- _Text_
# # # # # # #
Jiggerville was our "Magic Kingdom", and all of our houses were at different levels because of the terrain. We weren't jammed into the canyons like Bisbee was, but we had some really steep roads, a gulch running through it, and a place we called "The Dump", which was above Jiggerville, and you could go up on the dump and get a birds eye view of our houses. I was 4 years old when Earl was born, my brother Ray was 8. Earl started walking and talking at a very early age, so us older kids had this really cute little kid to play with. As Earl got older, my brother Ray and his buddies teased Earl unmercifully. But there was something so special about Earl, he liked all the attention, and he never got angry or upset, except the time Ray strung a rope across Earl's favorite bike path. He went racing along and never noticed the rope. It caught him and flipped him off the bike. Earl cried, and so did Ray, because Mom spanked Ray's butt. 



Our childhood in the magic kingdom was filled with games of hide & seek, making rubber band guns with pieces of wood, a clothespin, and shooting each other with rubber bands. We made telephones with 2 tin cans and a string, pulling the string tight and then yelling into the can. Neighbors hundreds of yards away could hear us better than we could hear each other. Our older brother Ray made "crystal radios." that actually worked, but I have no idea how.  We built coasters so we could coast down the steep hills. We would put our ear on the railroad tracks to see if a train was coming, so we could flatten a penny by placing it on the track. We would go up on "the dump", build big bon-fires and throw potatoes in to bake. We explored old mine shafts. We walked around Sacramento Pit to go to the Lyric Theater in Bisbee. Earl was fascinated by the movies, and he loved comic books, Superman especially, and he pronounced muscles "Muskleeze." To this day, some of us in the family still say Muskleeze. He had goals even at that early age. He was going to go on an African Safari like Frank Buck, and I believe he would have done that, had his journey not been interrupted.
# # # # # # #
- _Record list_
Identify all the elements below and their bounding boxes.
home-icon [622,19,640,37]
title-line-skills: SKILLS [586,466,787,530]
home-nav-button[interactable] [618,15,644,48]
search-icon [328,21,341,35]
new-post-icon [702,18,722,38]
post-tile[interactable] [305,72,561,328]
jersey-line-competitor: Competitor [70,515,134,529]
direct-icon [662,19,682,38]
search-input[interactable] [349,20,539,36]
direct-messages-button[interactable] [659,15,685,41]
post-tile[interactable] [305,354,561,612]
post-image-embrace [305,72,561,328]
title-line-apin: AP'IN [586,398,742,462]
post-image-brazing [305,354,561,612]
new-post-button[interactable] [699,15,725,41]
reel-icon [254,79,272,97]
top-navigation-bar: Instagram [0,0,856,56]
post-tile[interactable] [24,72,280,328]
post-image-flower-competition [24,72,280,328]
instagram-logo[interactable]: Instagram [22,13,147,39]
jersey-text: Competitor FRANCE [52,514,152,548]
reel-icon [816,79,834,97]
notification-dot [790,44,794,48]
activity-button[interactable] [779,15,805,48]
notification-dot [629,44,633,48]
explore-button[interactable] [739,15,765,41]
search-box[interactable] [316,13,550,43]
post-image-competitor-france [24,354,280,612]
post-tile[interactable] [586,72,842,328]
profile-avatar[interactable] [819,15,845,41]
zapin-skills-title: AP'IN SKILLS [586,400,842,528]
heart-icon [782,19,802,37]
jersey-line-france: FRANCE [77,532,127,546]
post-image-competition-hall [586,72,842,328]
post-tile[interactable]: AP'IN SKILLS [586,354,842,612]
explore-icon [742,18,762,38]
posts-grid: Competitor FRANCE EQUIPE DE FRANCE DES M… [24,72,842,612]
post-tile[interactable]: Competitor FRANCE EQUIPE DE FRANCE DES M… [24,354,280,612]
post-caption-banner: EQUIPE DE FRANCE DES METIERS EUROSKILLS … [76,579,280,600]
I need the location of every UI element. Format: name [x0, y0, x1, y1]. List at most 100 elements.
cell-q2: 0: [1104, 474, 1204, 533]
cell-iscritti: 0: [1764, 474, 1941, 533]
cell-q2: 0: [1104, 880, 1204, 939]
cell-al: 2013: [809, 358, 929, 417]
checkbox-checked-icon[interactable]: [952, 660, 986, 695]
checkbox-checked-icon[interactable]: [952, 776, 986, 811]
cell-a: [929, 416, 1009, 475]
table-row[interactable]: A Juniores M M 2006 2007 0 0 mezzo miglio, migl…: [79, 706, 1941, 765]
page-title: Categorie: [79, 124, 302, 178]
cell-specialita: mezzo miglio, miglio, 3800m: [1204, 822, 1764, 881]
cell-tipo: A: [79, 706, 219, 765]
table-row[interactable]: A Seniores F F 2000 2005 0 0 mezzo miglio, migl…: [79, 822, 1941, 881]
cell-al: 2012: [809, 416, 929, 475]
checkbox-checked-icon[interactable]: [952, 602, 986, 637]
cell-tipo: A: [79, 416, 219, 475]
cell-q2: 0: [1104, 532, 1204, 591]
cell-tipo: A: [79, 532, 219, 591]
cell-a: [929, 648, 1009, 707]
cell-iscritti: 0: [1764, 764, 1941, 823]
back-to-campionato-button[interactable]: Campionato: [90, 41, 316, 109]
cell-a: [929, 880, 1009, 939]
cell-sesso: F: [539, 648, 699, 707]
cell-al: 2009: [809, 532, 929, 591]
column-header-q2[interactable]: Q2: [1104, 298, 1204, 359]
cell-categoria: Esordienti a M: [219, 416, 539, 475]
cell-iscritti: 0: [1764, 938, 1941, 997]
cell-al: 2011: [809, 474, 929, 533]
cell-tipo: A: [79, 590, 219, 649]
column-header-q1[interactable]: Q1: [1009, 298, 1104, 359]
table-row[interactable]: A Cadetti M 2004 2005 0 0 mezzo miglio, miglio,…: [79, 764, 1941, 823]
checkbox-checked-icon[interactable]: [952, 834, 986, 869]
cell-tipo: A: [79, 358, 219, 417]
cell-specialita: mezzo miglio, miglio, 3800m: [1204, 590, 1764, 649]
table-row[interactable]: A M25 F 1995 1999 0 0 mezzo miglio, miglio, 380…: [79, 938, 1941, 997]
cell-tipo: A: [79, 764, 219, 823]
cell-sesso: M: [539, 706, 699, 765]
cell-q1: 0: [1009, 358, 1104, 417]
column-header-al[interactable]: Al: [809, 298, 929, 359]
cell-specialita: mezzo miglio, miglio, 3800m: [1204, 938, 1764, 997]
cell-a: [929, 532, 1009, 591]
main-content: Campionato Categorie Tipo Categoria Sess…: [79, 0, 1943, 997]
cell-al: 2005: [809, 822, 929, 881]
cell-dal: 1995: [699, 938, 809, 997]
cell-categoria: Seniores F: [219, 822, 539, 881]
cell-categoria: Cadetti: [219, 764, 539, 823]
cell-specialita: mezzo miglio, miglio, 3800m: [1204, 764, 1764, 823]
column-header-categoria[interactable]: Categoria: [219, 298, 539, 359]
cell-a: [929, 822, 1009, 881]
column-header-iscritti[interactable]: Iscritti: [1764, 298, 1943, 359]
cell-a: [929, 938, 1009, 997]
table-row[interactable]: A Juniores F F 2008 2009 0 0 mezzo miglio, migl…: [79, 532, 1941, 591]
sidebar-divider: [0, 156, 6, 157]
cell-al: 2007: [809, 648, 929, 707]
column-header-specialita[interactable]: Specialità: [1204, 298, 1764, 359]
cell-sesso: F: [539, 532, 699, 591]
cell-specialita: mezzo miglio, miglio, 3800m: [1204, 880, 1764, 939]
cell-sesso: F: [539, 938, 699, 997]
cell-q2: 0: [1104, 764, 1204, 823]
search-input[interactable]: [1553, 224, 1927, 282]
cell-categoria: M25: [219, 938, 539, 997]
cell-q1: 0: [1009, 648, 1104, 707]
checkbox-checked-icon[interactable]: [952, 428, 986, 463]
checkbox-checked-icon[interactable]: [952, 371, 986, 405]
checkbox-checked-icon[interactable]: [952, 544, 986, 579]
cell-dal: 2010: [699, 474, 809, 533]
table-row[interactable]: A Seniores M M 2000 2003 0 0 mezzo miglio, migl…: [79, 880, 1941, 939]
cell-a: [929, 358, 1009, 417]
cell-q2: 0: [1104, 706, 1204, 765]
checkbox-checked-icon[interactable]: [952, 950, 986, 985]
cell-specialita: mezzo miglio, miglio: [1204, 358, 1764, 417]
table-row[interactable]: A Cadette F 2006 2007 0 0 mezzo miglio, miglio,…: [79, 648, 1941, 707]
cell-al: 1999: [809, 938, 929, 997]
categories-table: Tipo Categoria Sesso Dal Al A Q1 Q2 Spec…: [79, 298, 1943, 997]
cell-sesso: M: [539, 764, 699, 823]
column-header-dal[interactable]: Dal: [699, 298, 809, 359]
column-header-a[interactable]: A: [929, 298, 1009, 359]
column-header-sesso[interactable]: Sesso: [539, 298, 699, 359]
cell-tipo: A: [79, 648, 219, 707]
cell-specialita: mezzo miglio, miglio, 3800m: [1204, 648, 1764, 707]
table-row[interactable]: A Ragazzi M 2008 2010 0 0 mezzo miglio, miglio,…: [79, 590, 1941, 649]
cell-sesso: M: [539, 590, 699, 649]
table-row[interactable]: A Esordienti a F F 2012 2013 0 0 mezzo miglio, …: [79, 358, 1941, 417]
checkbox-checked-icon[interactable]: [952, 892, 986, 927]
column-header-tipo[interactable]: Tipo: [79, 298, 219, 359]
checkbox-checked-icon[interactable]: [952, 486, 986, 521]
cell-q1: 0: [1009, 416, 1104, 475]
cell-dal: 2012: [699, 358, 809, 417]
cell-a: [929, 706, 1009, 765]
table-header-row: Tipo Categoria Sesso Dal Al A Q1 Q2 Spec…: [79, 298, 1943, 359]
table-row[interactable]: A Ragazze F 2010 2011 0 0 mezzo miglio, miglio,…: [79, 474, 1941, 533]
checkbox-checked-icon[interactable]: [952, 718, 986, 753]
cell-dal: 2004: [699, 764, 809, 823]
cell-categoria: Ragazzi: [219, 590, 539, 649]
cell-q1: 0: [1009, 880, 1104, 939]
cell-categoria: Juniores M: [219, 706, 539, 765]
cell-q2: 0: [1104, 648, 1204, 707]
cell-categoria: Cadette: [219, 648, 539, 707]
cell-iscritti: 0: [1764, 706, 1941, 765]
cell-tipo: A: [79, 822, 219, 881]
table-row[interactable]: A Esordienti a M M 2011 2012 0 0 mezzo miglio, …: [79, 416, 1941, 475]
# # # # # # #
- _Task instructions_
A – According to the Jiggerville text, how old was Ray when Earl was born?
B – Carry on the Jiggerville text from where it stops.
The lines are not needed for this work.

- _Response list_
A – Ray was 8 years old.

B –
Earl's dad, Burl Hindman, was a master mechanic. He worked at Bledsoe Mauzy Motors in Lowell, but times got tough and we had to leave Jiggerville to go "pipelining" with El Paso Natural Gas. We moved all along the pipeline they were stringing, changing schools about three times a year. From Texas, New Mexico, Blythe California, Kingman, Wickenburg, we lived everywhere. Then we settled back in Bisbee and rented a house across from the "Iron Man" and Bisbee Court House. In the early '50's, we moved to Tucson, and my 87 year old Mom Eula still lives in that Tucson house. (I think she was really tired of moving.) I hated leaving Bisbee, hated Tucson, hated Amphi School, but Earl took it all in stride, as he has always done.


When he went into Amphitheater High School in Tucson, he signed up for photography classes. In the meantime, he started acting in some of the school plays. The yearbooks from Amphi are full of Earl's photos, and he attended Phoenix Junior College on a photography scholarship and had aspirations of becoming a Life photographer like Jean Smith. When it came to photography, Earl was a purist. He was not impressed with my photos because my 35mm camera had auto focus, auto exposure, etc. He would never buy a digital camera, no matter how much I raved about my Sony Mavica. Photography was his first career choice, but his deep voice and size, (6 ft. 3") lent itself to drama, and the rest is, as they say, History.


When Earl left Tucson to follow his dream, he left his photos and Hank Williams albums in the back bedroom in the Tucson house. He left them there so any time he visited Tucson, he could go through his stuff. He was working from one end of the country to the other, taking whatever acting jobs became available, and he didn't want to drag his photos along with him.


During my visits to Tucson, I would go through his photos, take a few of them and smuggle them out in my suitcase. I also took some of his Hank Williams albums. I figured no one would notice, and no one would miss them. I was wrong. Earl noticed, and I think that was the only time he ever got mad at me. Needless to say, I put them back where they belonged.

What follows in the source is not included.